> _Input material_:
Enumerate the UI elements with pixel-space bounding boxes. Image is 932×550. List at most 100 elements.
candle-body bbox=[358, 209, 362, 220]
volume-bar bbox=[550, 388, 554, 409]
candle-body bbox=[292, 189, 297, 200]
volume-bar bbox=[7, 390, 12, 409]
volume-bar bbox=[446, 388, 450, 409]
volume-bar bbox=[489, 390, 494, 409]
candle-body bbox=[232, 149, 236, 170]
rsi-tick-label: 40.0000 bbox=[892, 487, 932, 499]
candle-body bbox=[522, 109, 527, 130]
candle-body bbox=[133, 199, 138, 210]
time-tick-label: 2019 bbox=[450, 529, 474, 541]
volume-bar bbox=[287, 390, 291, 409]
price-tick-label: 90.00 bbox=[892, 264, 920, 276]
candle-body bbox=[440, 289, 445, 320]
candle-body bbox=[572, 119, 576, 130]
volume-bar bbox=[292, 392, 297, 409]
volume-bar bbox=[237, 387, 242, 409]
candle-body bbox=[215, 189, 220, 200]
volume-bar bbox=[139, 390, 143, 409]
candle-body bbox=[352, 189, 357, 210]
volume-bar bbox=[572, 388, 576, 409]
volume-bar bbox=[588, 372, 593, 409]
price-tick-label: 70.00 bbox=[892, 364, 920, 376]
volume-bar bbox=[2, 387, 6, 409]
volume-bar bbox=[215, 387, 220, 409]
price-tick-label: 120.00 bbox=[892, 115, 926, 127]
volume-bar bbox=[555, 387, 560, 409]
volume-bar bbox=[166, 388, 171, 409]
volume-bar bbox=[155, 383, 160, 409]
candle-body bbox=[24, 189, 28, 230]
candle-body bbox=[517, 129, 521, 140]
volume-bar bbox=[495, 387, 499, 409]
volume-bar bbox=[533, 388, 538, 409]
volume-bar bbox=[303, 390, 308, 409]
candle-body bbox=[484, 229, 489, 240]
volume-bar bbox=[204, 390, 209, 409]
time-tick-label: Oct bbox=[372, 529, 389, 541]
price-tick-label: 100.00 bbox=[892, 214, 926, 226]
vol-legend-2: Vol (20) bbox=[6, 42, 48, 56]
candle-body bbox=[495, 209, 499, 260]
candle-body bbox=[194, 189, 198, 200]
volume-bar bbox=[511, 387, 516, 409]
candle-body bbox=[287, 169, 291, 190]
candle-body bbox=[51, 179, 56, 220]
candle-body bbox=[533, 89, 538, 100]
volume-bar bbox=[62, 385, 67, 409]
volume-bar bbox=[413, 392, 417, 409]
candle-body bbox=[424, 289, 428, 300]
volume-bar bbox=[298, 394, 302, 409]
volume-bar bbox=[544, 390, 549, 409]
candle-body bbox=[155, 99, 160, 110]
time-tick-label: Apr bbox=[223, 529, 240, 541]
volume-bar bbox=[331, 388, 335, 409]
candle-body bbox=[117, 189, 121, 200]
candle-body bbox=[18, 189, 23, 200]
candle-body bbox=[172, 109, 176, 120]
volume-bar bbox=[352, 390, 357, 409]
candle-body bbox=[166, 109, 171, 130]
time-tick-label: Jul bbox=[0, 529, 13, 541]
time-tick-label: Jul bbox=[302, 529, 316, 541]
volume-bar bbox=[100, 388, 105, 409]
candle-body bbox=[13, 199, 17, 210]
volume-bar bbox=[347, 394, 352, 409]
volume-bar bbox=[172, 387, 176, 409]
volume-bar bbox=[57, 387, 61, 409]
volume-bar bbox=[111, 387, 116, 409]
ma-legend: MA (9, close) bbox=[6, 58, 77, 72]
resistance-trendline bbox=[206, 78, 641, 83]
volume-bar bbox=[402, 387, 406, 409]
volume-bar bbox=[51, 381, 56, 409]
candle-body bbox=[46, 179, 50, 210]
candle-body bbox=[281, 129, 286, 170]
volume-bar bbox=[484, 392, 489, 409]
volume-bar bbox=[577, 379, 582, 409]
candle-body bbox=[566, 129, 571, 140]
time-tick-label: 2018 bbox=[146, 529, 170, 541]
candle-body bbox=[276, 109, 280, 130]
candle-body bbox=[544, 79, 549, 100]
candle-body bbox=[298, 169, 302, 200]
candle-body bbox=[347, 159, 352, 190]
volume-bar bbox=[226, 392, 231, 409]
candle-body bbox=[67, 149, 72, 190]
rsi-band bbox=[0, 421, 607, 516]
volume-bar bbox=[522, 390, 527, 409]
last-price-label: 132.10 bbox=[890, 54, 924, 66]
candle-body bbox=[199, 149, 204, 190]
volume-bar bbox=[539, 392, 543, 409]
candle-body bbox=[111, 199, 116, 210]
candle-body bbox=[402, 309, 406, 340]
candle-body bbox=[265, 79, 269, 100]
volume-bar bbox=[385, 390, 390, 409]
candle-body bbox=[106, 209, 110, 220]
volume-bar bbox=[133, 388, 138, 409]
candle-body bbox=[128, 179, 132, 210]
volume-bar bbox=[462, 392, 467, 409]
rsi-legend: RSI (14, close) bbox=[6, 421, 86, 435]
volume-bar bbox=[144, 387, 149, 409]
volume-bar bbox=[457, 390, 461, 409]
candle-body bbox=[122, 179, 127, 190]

> _Written exercise_: Render every line of the records above as a Markdown table with two columns, "Row" for the row number and "Entry" for the line itself, and leave out any blank lines.

> _Task result_:
| Row | Entry |
|---|---|
| 1 | Enumerate the UI elements with pixel-space bounding boxes. Image is 932×550. List at most 100 elements. |
| 2 | candle-body bbox=[358, 209, 362, 220] |
| 3 | volume-bar bbox=[550, 388, 554, 409] |
| 4 | candle-body bbox=[292, 189, 297, 200] |
| 5 | volume-bar bbox=[7, 390, 12, 409] |
| 6 | volume-bar bbox=[446, 388, 450, 409] |
| 7 | volume-bar bbox=[489, 390, 494, 409] |
| 8 | candle-body bbox=[232, 149, 236, 170] |
| 9 | rsi-tick-label: 40.0000 bbox=[892, 487, 932, 499] |
| 10 | candle-body bbox=[522, 109, 527, 130] |
| 11 | candle-body bbox=[133, 199, 138, 210] |
| 12 | time-tick-label: 2019 bbox=[450, 529, 474, 541] |
| 13 | volume-bar bbox=[287, 390, 291, 409] |
| 14 | price-tick-label: 90.00 bbox=[892, 264, 920, 276] |
| 15 | candle-body bbox=[440, 289, 445, 320] |
| 16 | candle-body bbox=[572, 119, 576, 130] |
| 17 | volume-bar bbox=[292, 392, 297, 409] |
| 18 | volume-bar bbox=[237, 387, 242, 409] |
| 19 | candle-body bbox=[215, 189, 220, 200] |
| 20 | volume-bar bbox=[139, 390, 143, 409] |
| 21 | candle-body bbox=[352, 189, 357, 210] |
| 22 | volume-bar bbox=[572, 388, 576, 409] |
| 23 | volume-bar bbox=[588, 372, 593, 409] |
| 24 | price-tick-label: 70.00 bbox=[892, 364, 920, 376] |
| 25 | volume-bar bbox=[2, 387, 6, 409] |
| 26 | volume-bar bbox=[215, 387, 220, 409] |
| 27 | price-tick-label: 120.00 bbox=[892, 115, 926, 127] |
| 28 | volume-bar bbox=[555, 387, 560, 409] |
| 29 | volume-bar bbox=[166, 388, 171, 409] |
| 30 | volume-bar bbox=[155, 383, 160, 409] |
| 31 | candle-body bbox=[24, 189, 28, 230] |
| 32 | candle-body bbox=[517, 129, 521, 140] |
| 33 | volume-bar bbox=[495, 387, 499, 409] |
| 34 | volume-bar bbox=[533, 388, 538, 409] |
| 35 | volume-bar bbox=[303, 390, 308, 409] |
| 36 | candle-body bbox=[484, 229, 489, 240] |
| 37 | volume-bar bbox=[204, 390, 209, 409] |
| 38 | time-tick-label: Oct bbox=[372, 529, 389, 541] |
| 39 | price-tick-label: 100.00 bbox=[892, 214, 926, 226] |
| 40 | vol-legend-2: Vol (20) bbox=[6, 42, 48, 56] |
| 41 | candle-body bbox=[495, 209, 499, 260] |
| 42 | candle-body bbox=[194, 189, 198, 200] |
| 43 | volume-bar bbox=[511, 387, 516, 409] |
| 44 | candle-body bbox=[287, 169, 291, 190] |
| 45 | candle-body bbox=[51, 179, 56, 220] |
| 46 | candle-body bbox=[533, 89, 538, 100] |
| 47 | volume-bar bbox=[62, 385, 67, 409] |
| 48 | volume-bar bbox=[413, 392, 417, 409] |
| 49 | candle-body bbox=[424, 289, 428, 300] |
| 50 | volume-bar bbox=[298, 394, 302, 409] |
| 51 | volume-bar bbox=[544, 390, 549, 409] |
| 52 | candle-body bbox=[155, 99, 160, 110] |
| 53 | time-tick-label: Apr bbox=[223, 529, 240, 541] |
| 54 | volume-bar bbox=[331, 388, 335, 409] |
| 55 | candle-body bbox=[117, 189, 121, 200] |
| 56 | candle-body bbox=[18, 189, 23, 200] |
| 57 | candle-body bbox=[172, 109, 176, 120] |
| 58 | volume-bar bbox=[352, 390, 357, 409] |
| 59 | candle-body bbox=[166, 109, 171, 130] |
| 60 | time-tick-label: Jul bbox=[0, 529, 13, 541] |
| 61 | time-tick-label: Jul bbox=[302, 529, 316, 541] |
| 62 | volume-bar bbox=[100, 388, 105, 409] |
| 63 | candle-body bbox=[13, 199, 17, 210] |
| 64 | volume-bar bbox=[347, 394, 352, 409] |
| 65 | volume-bar bbox=[172, 387, 176, 409] |
| 66 | volume-bar bbox=[57, 387, 61, 409] |
| 67 | volume-bar bbox=[111, 387, 116, 409] |
| 68 | ma-legend: MA (9, close) bbox=[6, 58, 77, 72] |
| 69 | resistance-trendline bbox=[206, 78, 641, 83] |
| 70 | volume-bar bbox=[402, 387, 406, 409] |
| 71 | volume-bar bbox=[51, 381, 56, 409] |
| 72 | candle-body bbox=[46, 179, 50, 210] |
| 73 | candle-body bbox=[281, 129, 286, 170] |
| 74 | volume-bar bbox=[484, 392, 489, 409] |
| 75 | volume-bar bbox=[577, 379, 582, 409] |
| 76 | candle-body bbox=[566, 129, 571, 140] |
| 77 | time-tick-label: 2018 bbox=[146, 529, 170, 541] |
| 78 | candle-body bbox=[276, 109, 280, 130] |
| 79 | candle-body bbox=[544, 79, 549, 100] |
| 80 | candle-body bbox=[298, 169, 302, 200] |
| 81 | candle-body bbox=[347, 159, 352, 190] |
| 82 | volume-bar bbox=[226, 392, 231, 409] |
| 83 | candle-body bbox=[67, 149, 72, 190] |
| 84 | rsi-band bbox=[0, 421, 607, 516] |
| 85 | volume-bar bbox=[522, 390, 527, 409] |
| 86 | last-price-label: 132.10 bbox=[890, 54, 924, 66] |
| 87 | candle-body bbox=[199, 149, 204, 190] |
| 88 | volume-bar bbox=[539, 392, 543, 409] |
| 89 | candle-body bbox=[111, 199, 116, 210] |
| 90 | candle-body bbox=[402, 309, 406, 340] |
| 91 | candle-body bbox=[265, 79, 269, 100] |
| 92 | volume-bar bbox=[385, 390, 390, 409] |
| 93 | candle-body bbox=[106, 209, 110, 220] |
| 94 | volume-bar bbox=[133, 388, 138, 409] |
| 95 | candle-body bbox=[128, 179, 132, 210] |
| 96 | volume-bar bbox=[462, 392, 467, 409] |
| 97 | rsi-legend: RSI (14, close) bbox=[6, 421, 86, 435] |
| 98 | volume-bar bbox=[144, 387, 149, 409] |
| 99 | volume-bar bbox=[457, 390, 461, 409] |
| 100 | candle-body bbox=[122, 179, 127, 190] |